┌──

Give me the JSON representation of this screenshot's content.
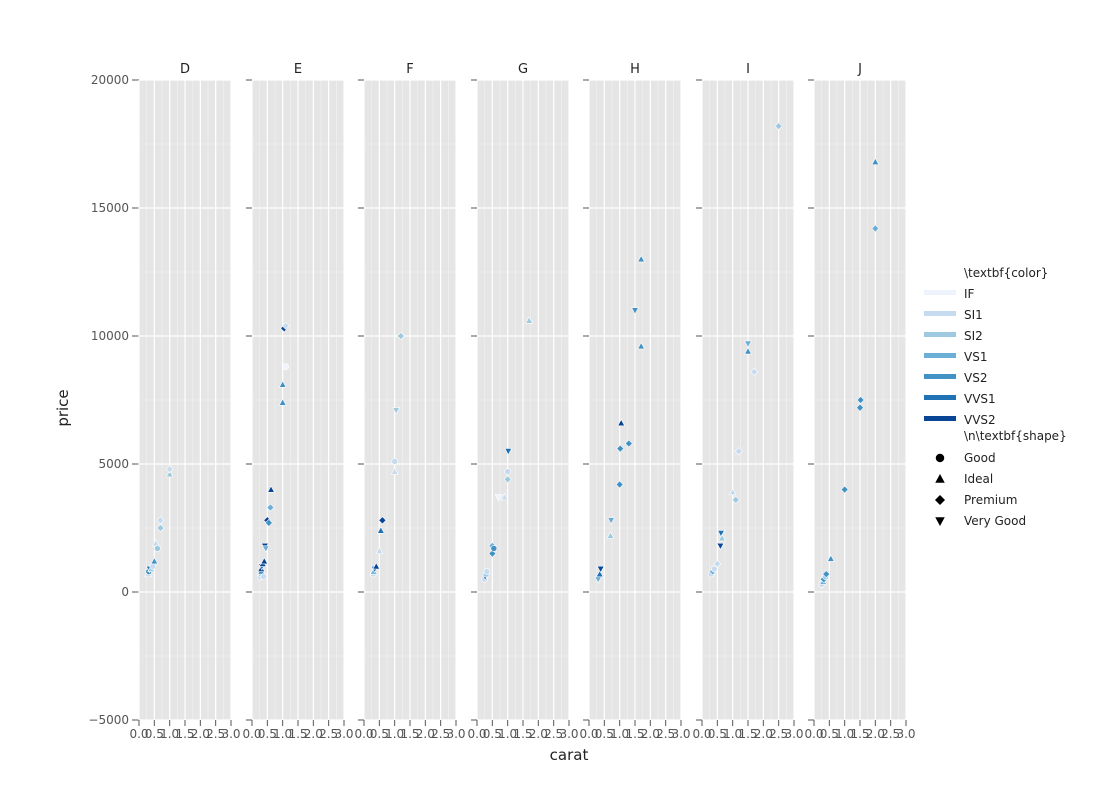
{
  "chart_data": {
    "type": "scatter",
    "facet_by": "color",
    "facets": [
      "D",
      "E",
      "F",
      "G",
      "H",
      "I",
      "J"
    ],
    "xlabel": "carat",
    "ylabel": "price",
    "xlim": [
      0,
      3
    ],
    "ylim": [
      -5000,
      20000
    ],
    "x_ticks": [
      0.0,
      0.5,
      1.0,
      1.5,
      2.0,
      2.5,
      3.0
    ],
    "x_tick_labels": [
      "0.0",
      "0.5",
      "1.0",
      "1.5",
      "2.0",
      "2.5",
      "3.0"
    ],
    "y_ticks": [
      -5000,
      0,
      5000,
      10000,
      15000,
      20000
    ],
    "y_tick_labels": [
      "−5000",
      "0",
      "5000",
      "10000",
      "15000",
      "20000"
    ],
    "grid": true,
    "legend_placement": "right",
    "legend": {
      "color_title": "\\textbf{color}",
      "shape_title": "\\n\\textbf{shape}",
      "color_entries": [
        {
          "label": "IF",
          "color": "#eef3fc"
        },
        {
          "label": "SI1",
          "color": "#c6dbef"
        },
        {
          "label": "SI2",
          "color": "#9ecae1"
        },
        {
          "label": "VS1",
          "color": "#6baed6"
        },
        {
          "label": "VS2",
          "color": "#4292c6"
        },
        {
          "label": "VVS1",
          "color": "#2171b5"
        },
        {
          "label": "VVS2",
          "color": "#084594"
        }
      ],
      "shape_entries": [
        {
          "label": "Good",
          "shape": "circle"
        },
        {
          "label": "Ideal",
          "shape": "triangle-up"
        },
        {
          "label": "Premium",
          "shape": "diamond"
        },
        {
          "label": "Very Good",
          "shape": "triangle-down"
        }
      ]
    },
    "points": {
      "D": [
        {
          "x": 0.3,
          "y": 700,
          "clarity": "SI1",
          "cut": "Ideal"
        },
        {
          "x": 0.32,
          "y": 800,
          "clarity": "VS2",
          "cut": "Good"
        },
        {
          "x": 0.35,
          "y": 900,
          "clarity": "VVS1",
          "cut": "Very Good"
        },
        {
          "x": 0.4,
          "y": 900,
          "clarity": "SI2",
          "cut": "Ideal"
        },
        {
          "x": 0.45,
          "y": 1000,
          "clarity": "SI1",
          "cut": "Good"
        },
        {
          "x": 0.5,
          "y": 1200,
          "clarity": "VS2",
          "cut": "Ideal"
        },
        {
          "x": 0.55,
          "y": 1900,
          "clarity": "SI1",
          "cut": "Ideal"
        },
        {
          "x": 0.6,
          "y": 1700,
          "clarity": "SI2",
          "cut": "Good"
        },
        {
          "x": 0.7,
          "y": 2500,
          "clarity": "SI2",
          "cut": "Premium"
        },
        {
          "x": 0.7,
          "y": 2800,
          "clarity": "SI1",
          "cut": "Premium"
        },
        {
          "x": 1.0,
          "y": 4600,
          "clarity": "SI2",
          "cut": "Ideal"
        },
        {
          "x": 1.0,
          "y": 4800,
          "clarity": "SI1",
          "cut": "Premium"
        }
      ],
      "E": [
        {
          "x": 0.27,
          "y": 600,
          "clarity": "SI1",
          "cut": "Good"
        },
        {
          "x": 0.3,
          "y": 700,
          "clarity": "SI2",
          "cut": "Good"
        },
        {
          "x": 0.3,
          "y": 800,
          "clarity": "VS2",
          "cut": "Ideal"
        },
        {
          "x": 0.3,
          "y": 900,
          "clarity": "VVS2",
          "cut": "Ideal"
        },
        {
          "x": 0.32,
          "y": 1000,
          "clarity": "VVS1",
          "cut": "Very Good"
        },
        {
          "x": 0.35,
          "y": 1100,
          "clarity": "VVS2",
          "cut": "Ideal"
        },
        {
          "x": 0.38,
          "y": 600,
          "clarity": "SI1",
          "cut": "Good"
        },
        {
          "x": 0.4,
          "y": 1200,
          "clarity": "VVS2",
          "cut": "Ideal"
        },
        {
          "x": 0.42,
          "y": 1800,
          "clarity": "VVS2",
          "cut": "Very Good"
        },
        {
          "x": 0.45,
          "y": 1700,
          "clarity": "VS1",
          "cut": "Very Good"
        },
        {
          "x": 0.5,
          "y": 2800,
          "clarity": "VVS2",
          "cut": "Premium"
        },
        {
          "x": 0.55,
          "y": 2700,
          "clarity": "VS2",
          "cut": "Premium"
        },
        {
          "x": 0.6,
          "y": 3300,
          "clarity": "VS1",
          "cut": "Premium"
        },
        {
          "x": 0.62,
          "y": 4000,
          "clarity": "VVS2",
          "cut": "Ideal"
        },
        {
          "x": 1.0,
          "y": 7400,
          "clarity": "VS2",
          "cut": "Ideal"
        },
        {
          "x": 1.0,
          "y": 8100,
          "clarity": "VS2",
          "cut": "Ideal"
        },
        {
          "x": 1.05,
          "y": 10300,
          "clarity": "VVS2",
          "cut": "Premium"
        },
        {
          "x": 1.1,
          "y": 10400,
          "clarity": "SI1",
          "cut": "Premium"
        },
        {
          "x": 1.1,
          "y": 8800,
          "clarity": "IF",
          "cut": "Good"
        }
      ],
      "F": [
        {
          "x": 0.3,
          "y": 700,
          "clarity": "SI1",
          "cut": "Good"
        },
        {
          "x": 0.32,
          "y": 800,
          "clarity": "VS1",
          "cut": "Ideal"
        },
        {
          "x": 0.35,
          "y": 900,
          "clarity": "VVS1",
          "cut": "Very Good"
        },
        {
          "x": 0.4,
          "y": 1000,
          "clarity": "VVS2",
          "cut": "Ideal"
        },
        {
          "x": 0.5,
          "y": 1600,
          "clarity": "SI1",
          "cut": "Ideal"
        },
        {
          "x": 0.55,
          "y": 2400,
          "clarity": "VVS1",
          "cut": "Ideal"
        },
        {
          "x": 0.6,
          "y": 2800,
          "clarity": "VVS2",
          "cut": "Premium"
        },
        {
          "x": 1.0,
          "y": 4700,
          "clarity": "SI1",
          "cut": "Ideal"
        },
        {
          "x": 1.0,
          "y": 5100,
          "clarity": "SI1",
          "cut": "Good"
        },
        {
          "x": 1.05,
          "y": 7100,
          "clarity": "SI2",
          "cut": "Very Good"
        },
        {
          "x": 1.2,
          "y": 10000,
          "clarity": "SI2",
          "cut": "Premium"
        }
      ],
      "G": [
        {
          "x": 0.25,
          "y": 500,
          "clarity": "SI1",
          "cut": "Good"
        },
        {
          "x": 0.27,
          "y": 600,
          "clarity": "VVS1",
          "cut": "Very Good"
        },
        {
          "x": 0.3,
          "y": 700,
          "clarity": "SI2",
          "cut": "Good"
        },
        {
          "x": 0.32,
          "y": 800,
          "clarity": "SI1",
          "cut": "Good"
        },
        {
          "x": 0.5,
          "y": 1500,
          "clarity": "VS2",
          "cut": "Premium"
        },
        {
          "x": 0.5,
          "y": 1800,
          "clarity": "VS1",
          "cut": "Premium"
        },
        {
          "x": 0.55,
          "y": 1700,
          "clarity": "VS2",
          "cut": "Good"
        },
        {
          "x": 0.7,
          "y": 3700,
          "clarity": "IF",
          "cut": "Very Good"
        },
        {
          "x": 0.9,
          "y": 3700,
          "clarity": "SI1",
          "cut": "Ideal"
        },
        {
          "x": 1.0,
          "y": 4400,
          "clarity": "SI2",
          "cut": "Premium"
        },
        {
          "x": 1.0,
          "y": 4700,
          "clarity": "SI1",
          "cut": "Good"
        },
        {
          "x": 1.02,
          "y": 5500,
          "clarity": "VVS1",
          "cut": "Very Good"
        },
        {
          "x": 1.7,
          "y": 10600,
          "clarity": "SI2",
          "cut": "Ideal"
        }
      ],
      "H": [
        {
          "x": 0.3,
          "y": 500,
          "clarity": "VS1",
          "cut": "Very Good"
        },
        {
          "x": 0.35,
          "y": 700,
          "clarity": "VVS1",
          "cut": "Ideal"
        },
        {
          "x": 0.38,
          "y": 900,
          "clarity": "VVS2",
          "cut": "Very Good"
        },
        {
          "x": 0.7,
          "y": 2200,
          "clarity": "SI2",
          "cut": "Ideal"
        },
        {
          "x": 0.72,
          "y": 2800,
          "clarity": "VS1",
          "cut": "Very Good"
        },
        {
          "x": 1.0,
          "y": 4200,
          "clarity": "VS2",
          "cut": "Premium"
        },
        {
          "x": 1.02,
          "y": 5600,
          "clarity": "VS2",
          "cut": "Premium"
        },
        {
          "x": 1.05,
          "y": 6600,
          "clarity": "VVS2",
          "cut": "Ideal"
        },
        {
          "x": 1.3,
          "y": 5800,
          "clarity": "VS2",
          "cut": "Premium"
        },
        {
          "x": 1.5,
          "y": 11000,
          "clarity": "VS2",
          "cut": "Very Good"
        },
        {
          "x": 1.7,
          "y": 9600,
          "clarity": "VS2",
          "cut": "Ideal"
        },
        {
          "x": 1.7,
          "y": 13000,
          "clarity": "VS2",
          "cut": "Ideal"
        }
      ],
      "I": [
        {
          "x": 0.3,
          "y": 700,
          "clarity": "SI1",
          "cut": "Good"
        },
        {
          "x": 0.35,
          "y": 800,
          "clarity": "VS1",
          "cut": "Premium"
        },
        {
          "x": 0.4,
          "y": 900,
          "clarity": "SI1",
          "cut": "Good"
        },
        {
          "x": 0.5,
          "y": 1100,
          "clarity": "SI1",
          "cut": "Premium"
        },
        {
          "x": 0.6,
          "y": 1800,
          "clarity": "VVS2",
          "cut": "Very Good"
        },
        {
          "x": 0.62,
          "y": 2300,
          "clarity": "VVS1",
          "cut": "Very Good"
        },
        {
          "x": 0.65,
          "y": 2100,
          "clarity": "SI2",
          "cut": "Ideal"
        },
        {
          "x": 1.0,
          "y": 3900,
          "clarity": "SI1",
          "cut": "Ideal"
        },
        {
          "x": 1.1,
          "y": 3600,
          "clarity": "SI2",
          "cut": "Premium"
        },
        {
          "x": 1.2,
          "y": 5500,
          "clarity": "SI1",
          "cut": "Premium"
        },
        {
          "x": 1.5,
          "y": 9400,
          "clarity": "VS2",
          "cut": "Ideal"
        },
        {
          "x": 1.5,
          "y": 9700,
          "clarity": "VS1",
          "cut": "Very Good"
        },
        {
          "x": 1.7,
          "y": 8600,
          "clarity": "SI1",
          "cut": "Premium"
        },
        {
          "x": 2.5,
          "y": 18200,
          "clarity": "SI2",
          "cut": "Premium"
        }
      ],
      "J": [
        {
          "x": 0.25,
          "y": 300,
          "clarity": "SI1",
          "cut": "Good"
        },
        {
          "x": 0.3,
          "y": 400,
          "clarity": "VS1",
          "cut": "Ideal"
        },
        {
          "x": 0.32,
          "y": 500,
          "clarity": "VS2",
          "cut": "Premium"
        },
        {
          "x": 0.38,
          "y": 600,
          "clarity": "SI2",
          "cut": "Good"
        },
        {
          "x": 0.4,
          "y": 700,
          "clarity": "VS2",
          "cut": "Premium"
        },
        {
          "x": 0.55,
          "y": 1300,
          "clarity": "VS2",
          "cut": "Ideal"
        },
        {
          "x": 1.0,
          "y": 4000,
          "clarity": "VS2",
          "cut": "Premium"
        },
        {
          "x": 1.5,
          "y": 7200,
          "clarity": "VS2",
          "cut": "Premium"
        },
        {
          "x": 1.52,
          "y": 7500,
          "clarity": "VS2",
          "cut": "Premium"
        },
        {
          "x": 2.0,
          "y": 14200,
          "clarity": "VS1",
          "cut": "Premium"
        },
        {
          "x": 2.0,
          "y": 16800,
          "clarity": "VS2",
          "cut": "Ideal"
        }
      ]
    }
  }
}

└──

**Set problem:**
Scan the listing above and copy all lines containing the word "textbf".

**Exercise solution:**
      "color_title": "\\textbf{color}",
      "shape_title": "\\n\\textbf{shape}",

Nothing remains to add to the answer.